(Input records):
>> Begin

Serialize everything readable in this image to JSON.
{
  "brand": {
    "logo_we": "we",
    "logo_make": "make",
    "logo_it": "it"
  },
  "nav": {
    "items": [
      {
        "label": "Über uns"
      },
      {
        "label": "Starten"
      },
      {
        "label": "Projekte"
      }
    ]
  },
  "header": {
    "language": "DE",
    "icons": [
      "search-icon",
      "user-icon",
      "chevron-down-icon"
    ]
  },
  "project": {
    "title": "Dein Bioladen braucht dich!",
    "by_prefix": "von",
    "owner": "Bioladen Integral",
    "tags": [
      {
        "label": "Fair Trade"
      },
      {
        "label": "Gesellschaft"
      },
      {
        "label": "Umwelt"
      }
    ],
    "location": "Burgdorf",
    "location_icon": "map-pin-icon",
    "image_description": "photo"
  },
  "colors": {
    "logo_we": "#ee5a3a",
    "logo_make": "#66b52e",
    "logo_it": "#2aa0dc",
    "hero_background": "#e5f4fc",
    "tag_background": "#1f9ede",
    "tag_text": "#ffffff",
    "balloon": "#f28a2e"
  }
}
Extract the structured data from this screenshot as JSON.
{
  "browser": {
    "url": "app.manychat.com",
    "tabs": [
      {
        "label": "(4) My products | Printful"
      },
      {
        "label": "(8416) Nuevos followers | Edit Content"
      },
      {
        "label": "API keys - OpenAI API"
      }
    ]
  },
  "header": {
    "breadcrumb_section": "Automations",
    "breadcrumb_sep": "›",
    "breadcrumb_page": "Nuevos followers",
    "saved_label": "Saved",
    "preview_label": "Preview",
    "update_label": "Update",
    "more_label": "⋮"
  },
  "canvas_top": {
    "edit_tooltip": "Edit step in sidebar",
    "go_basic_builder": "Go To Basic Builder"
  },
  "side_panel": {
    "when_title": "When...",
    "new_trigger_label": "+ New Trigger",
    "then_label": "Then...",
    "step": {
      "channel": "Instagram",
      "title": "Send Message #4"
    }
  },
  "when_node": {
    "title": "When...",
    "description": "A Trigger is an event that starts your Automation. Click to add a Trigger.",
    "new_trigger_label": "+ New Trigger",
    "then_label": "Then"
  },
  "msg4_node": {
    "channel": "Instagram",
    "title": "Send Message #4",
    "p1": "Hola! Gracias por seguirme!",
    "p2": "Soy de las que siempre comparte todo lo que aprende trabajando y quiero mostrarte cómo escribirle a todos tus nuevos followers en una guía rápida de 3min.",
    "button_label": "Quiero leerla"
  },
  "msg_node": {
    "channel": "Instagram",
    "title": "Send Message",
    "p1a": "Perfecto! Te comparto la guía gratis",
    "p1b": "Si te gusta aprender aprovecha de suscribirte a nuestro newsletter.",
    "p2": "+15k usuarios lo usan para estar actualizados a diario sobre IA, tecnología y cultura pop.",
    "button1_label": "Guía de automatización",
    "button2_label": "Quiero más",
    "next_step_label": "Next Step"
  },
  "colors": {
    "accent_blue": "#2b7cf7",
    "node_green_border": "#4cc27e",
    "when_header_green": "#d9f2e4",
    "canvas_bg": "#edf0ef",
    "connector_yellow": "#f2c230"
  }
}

>> End

(What the exercise asks):
All the data must be duplicated exactly, with nothing added or removed.

(Output below):
Serialize everything readable in this image to JSON.
{
  "brand": {
    "logo_we": "we",
    "logo_make": "make",
    "logo_it": "it"
  },
  "nav": {
    "items": [
      {
        "label": "Über uns"
      },
      {
        "label": "Starten"
      },
      {
        "label": "Projekte"
      }
    ]
  },
  "header": {
    "language": "DE",
    "icons": [
      "search-icon",
      "user-icon",
      "chevron-down-icon"
    ]
  },
  "project": {
    "title": "Dein Bioladen braucht dich!",
    "by_prefix": "von",
    "owner": "Bioladen Integral",
    "tags": [
      {
        "label": "Fair Trade"
      },
      {
        "label": "Gesellschaft"
      },
      {
        "label": "Umwelt"
      }
    ],
    "location": "Burgdorf",
    "location_icon": "map-pin-icon",
    "image_description": "photo"
  },
  "colors": {
    "logo_we": "#ee5a3a",
    "logo_make": "#66b52e",
    "logo_it": "#2aa0dc",
    "hero_background": "#e5f4fc",
    "tag_background": "#1f9ede",
    "tag_text": "#ffffff",
    "balloon": "#f28a2e"
  }
}
Extract the structured data from this screenshot as JSON.
{
  "browser": {
    "url": "app.manychat.com",
    "tabs": [
      {
        "label": "(4) My products | Printful"
      },
      {
        "label": "(8416) Nuevos followers | Edit Content"
      },
      {
        "label": "API keys - OpenAI API"
      }
    ]
  },
  "header": {
    "breadcrumb_section": "Automations",
    "breadcrumb_sep": "›",
    "breadcrumb_page": "Nuevos followers",
    "saved_label": "Saved",
    "preview_label": "Preview",
    "update_label": "Update",
    "more_label": "⋮"
  },
  "canvas_top": {
    "edit_tooltip": "Edit step in sidebar",
    "go_basic_builder": "Go To Basic Builder"
  },
  "side_panel": {
    "when_title": "When...",
    "new_trigger_label": "+ New Trigger",
    "then_label": "Then...",
    "step": {
      "channel": "Instagram",
      "title": "Send Message #4"
    }
  },
  "when_node": {
    "title": "When...",
    "description": "A Trigger is an event that starts your Automation. Click to add a Trigger.",
    "new_trigger_label": "+ New Trigger",
    "then_label": "Then"
  },
  "msg4_node": {
    "channel": "Instagram",
    "title": "Send Message #4",
    "p1": "Hola! Gracias por seguirme!",
    "p2": "Soy de las que siempre comparte todo lo que aprende trabajando y quiero mostrarte cómo escribirle a todos tus nuevos followers en una guía rápida de 3min.",
    "button_label": "Quiero leerla"
  },
  "msg_node": {
    "channel": "Instagram",
    "title": "Send Message",
    "p1a": "Perfecto! Te comparto la guía gratis",
    "p1b": "Si te gusta aprender aprovecha de suscribirte a nuestro newsletter.",
    "p2": "+15k usuarios lo usan para estar actualizados a diario sobre IA, tecnología y cultura pop.",
    "button1_label": "Guía de automatización",
    "button2_label": "Quiero más",
    "next_step_label": "Next Step"
  },
  "colors": {
    "accent_blue": "#2b7cf7",
    "node_green_border": "#4cc27e",
    "when_header_green": "#d9f2e4",
    "canvas_bg": "#edf0ef",
    "connector_yellow": "#f2c230"
  }
}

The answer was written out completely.